### TASK DESCRIPTION
Please continue the forum explanation of sizing a current-limiting resistor for the LED inside an SSR, starting right after its final sentence.

─── TEXT EXTRACT

OK, here is what is going on. First, a LED is a current device so hold that thought. Now inside the SSR is a LED and in this case according to the data sheet that LED has a forward working voltage of 1.2 volts which is pretty typical and a forward working current of 20 mA or .020 Amp. If we were to directly apply 5 volts across the LED it would draw much greater current and burn up. So we need to limit the LED current. In this case limit that current to 20 mA. We know the LED forward voltage drop is 1.2 volts so if we apply 5 volts we can say 5.0 - 1.2 = 3.8 Volts. Therefore I can say 3.8 Volts / .020 Amp = 190 Ohms. This all goes back to Ohms Law.

──────
─── RECORD EXCERPTS

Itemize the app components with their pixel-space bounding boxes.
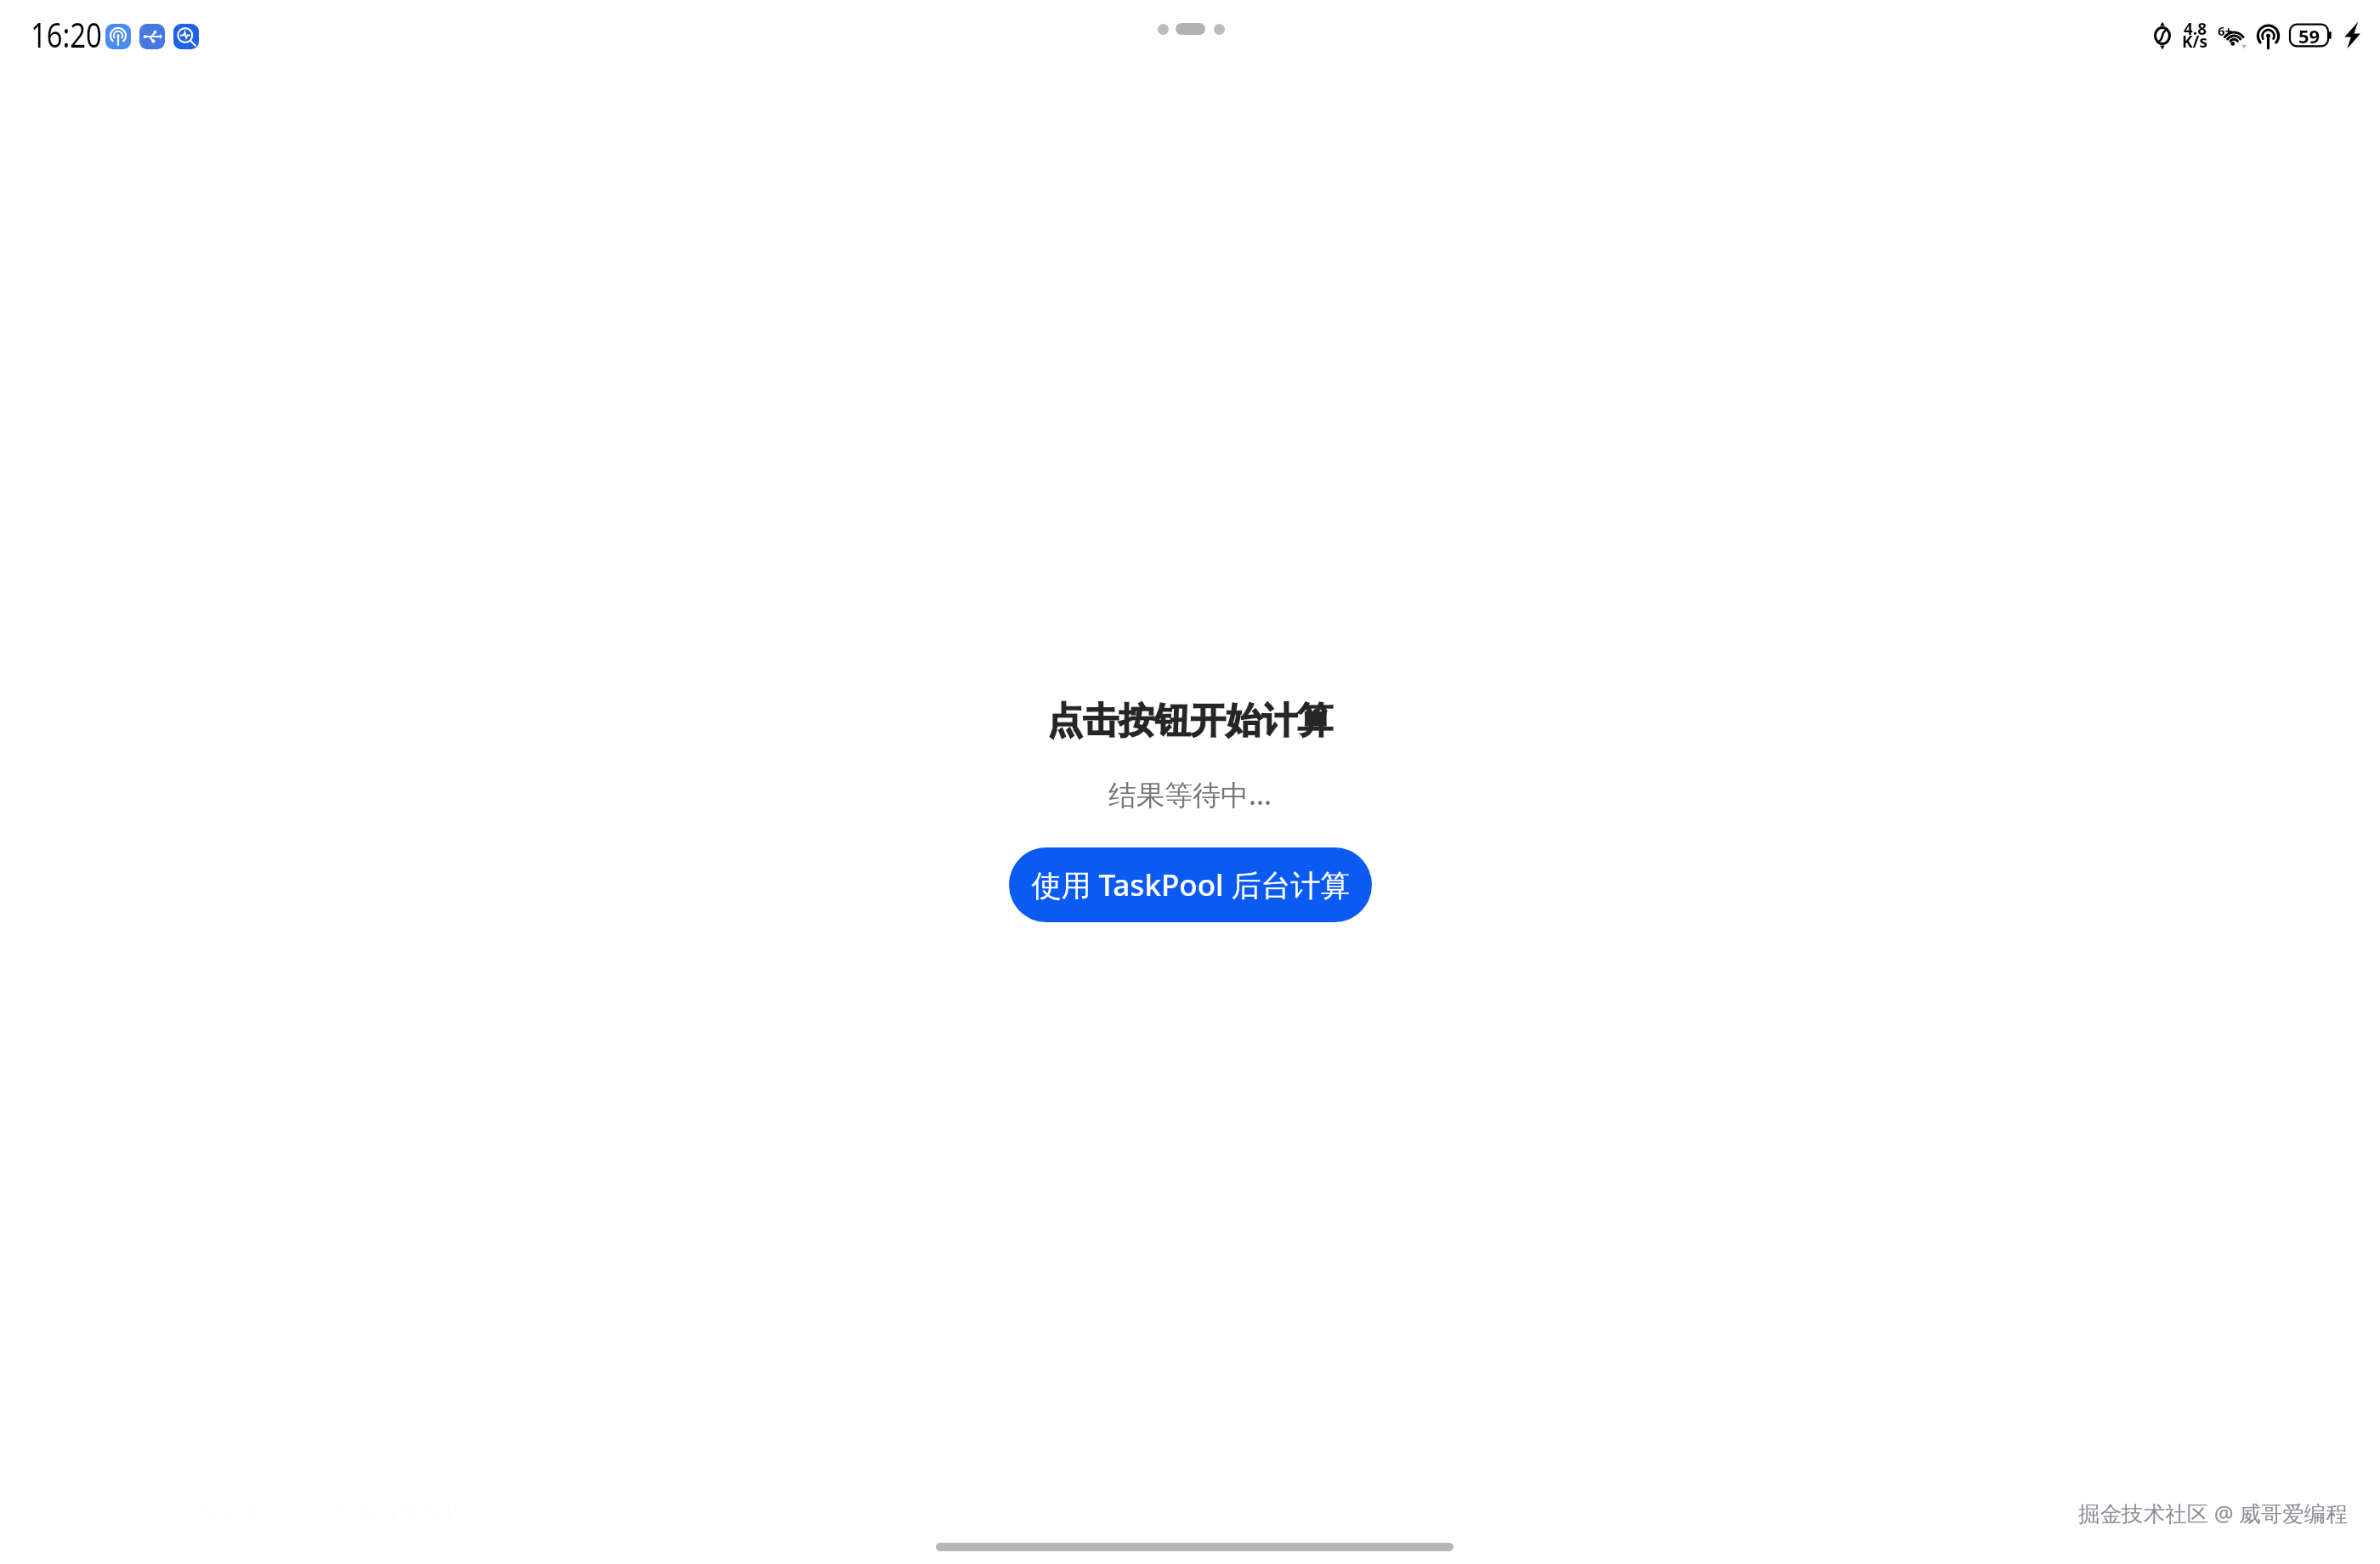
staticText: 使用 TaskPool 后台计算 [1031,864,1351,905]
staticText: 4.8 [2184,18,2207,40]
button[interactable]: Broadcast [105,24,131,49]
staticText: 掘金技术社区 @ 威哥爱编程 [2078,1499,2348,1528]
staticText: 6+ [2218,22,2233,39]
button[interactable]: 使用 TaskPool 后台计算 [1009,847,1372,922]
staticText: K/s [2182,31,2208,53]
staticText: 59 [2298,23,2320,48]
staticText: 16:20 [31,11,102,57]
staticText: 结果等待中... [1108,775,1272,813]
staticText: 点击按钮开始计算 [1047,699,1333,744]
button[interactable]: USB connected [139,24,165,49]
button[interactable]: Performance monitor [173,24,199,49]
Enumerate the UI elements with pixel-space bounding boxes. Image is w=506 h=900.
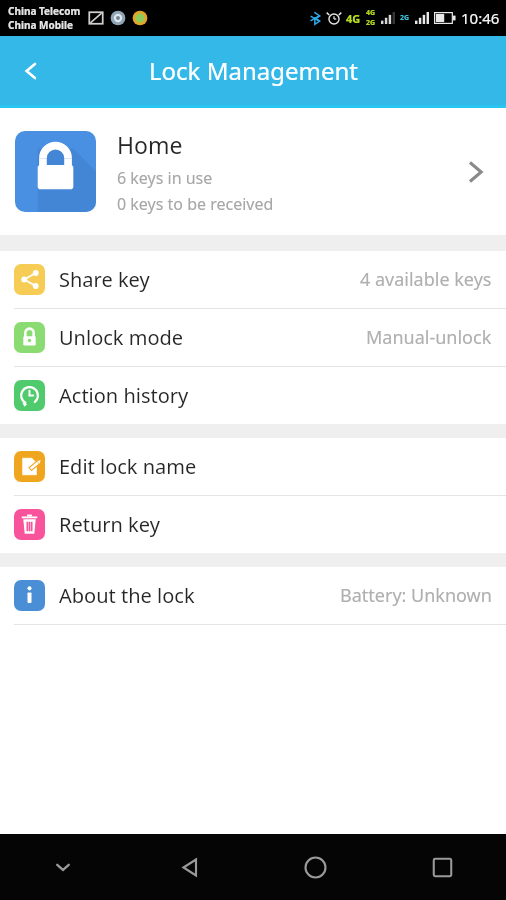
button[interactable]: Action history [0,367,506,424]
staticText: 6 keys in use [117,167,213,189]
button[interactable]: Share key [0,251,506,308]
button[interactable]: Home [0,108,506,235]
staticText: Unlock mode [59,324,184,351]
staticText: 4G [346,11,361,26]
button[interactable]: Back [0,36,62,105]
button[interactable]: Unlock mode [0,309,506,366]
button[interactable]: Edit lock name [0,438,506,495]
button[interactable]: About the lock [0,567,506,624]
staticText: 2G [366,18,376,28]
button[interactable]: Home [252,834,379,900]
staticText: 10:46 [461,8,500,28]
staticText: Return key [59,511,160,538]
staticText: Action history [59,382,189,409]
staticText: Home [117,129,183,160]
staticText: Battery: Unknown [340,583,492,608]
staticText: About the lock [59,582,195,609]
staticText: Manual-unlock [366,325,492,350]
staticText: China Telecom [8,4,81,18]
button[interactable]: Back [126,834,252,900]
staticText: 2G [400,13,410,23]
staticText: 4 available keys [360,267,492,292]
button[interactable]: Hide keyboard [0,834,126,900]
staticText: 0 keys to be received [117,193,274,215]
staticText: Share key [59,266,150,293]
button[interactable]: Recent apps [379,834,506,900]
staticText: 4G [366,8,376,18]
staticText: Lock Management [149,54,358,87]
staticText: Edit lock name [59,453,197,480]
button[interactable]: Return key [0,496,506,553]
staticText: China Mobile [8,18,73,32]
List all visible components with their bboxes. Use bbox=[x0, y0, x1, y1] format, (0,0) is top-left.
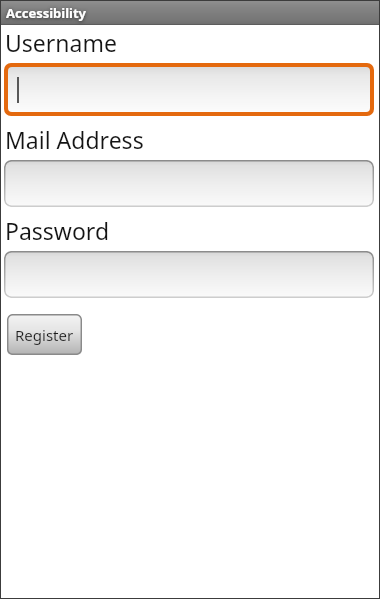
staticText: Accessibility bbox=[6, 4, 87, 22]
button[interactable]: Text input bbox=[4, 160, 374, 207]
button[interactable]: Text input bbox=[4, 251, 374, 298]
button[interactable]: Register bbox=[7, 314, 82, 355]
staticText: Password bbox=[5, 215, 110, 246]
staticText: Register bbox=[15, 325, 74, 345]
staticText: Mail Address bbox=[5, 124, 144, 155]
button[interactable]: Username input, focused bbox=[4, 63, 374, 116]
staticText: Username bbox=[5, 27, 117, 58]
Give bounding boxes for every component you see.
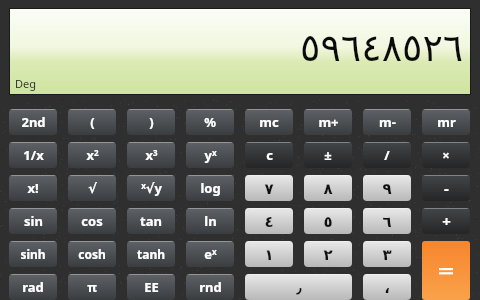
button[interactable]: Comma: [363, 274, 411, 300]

──────

### RESULT
So now if we look at the circuit I posted above if resistor R1 is dropping 3.8 Volts and the SSR internal LED is dropping 1.2 Volts there is our 5.0 volts and the circuit current will be 20 mA. The small problem is that 190 Ohms is not a common off the shelf resistor. Common off the shelf values would be 180 Ohms or 200 Ohms. We could get by using either value. Generally the next higher value is selected so we would use 200 Ohms. Doing so will slightly lower the current but not enough to likely matter.
Yes, the current draw off the 5 volt pin or 5 volt supply will be limited to 20 mA.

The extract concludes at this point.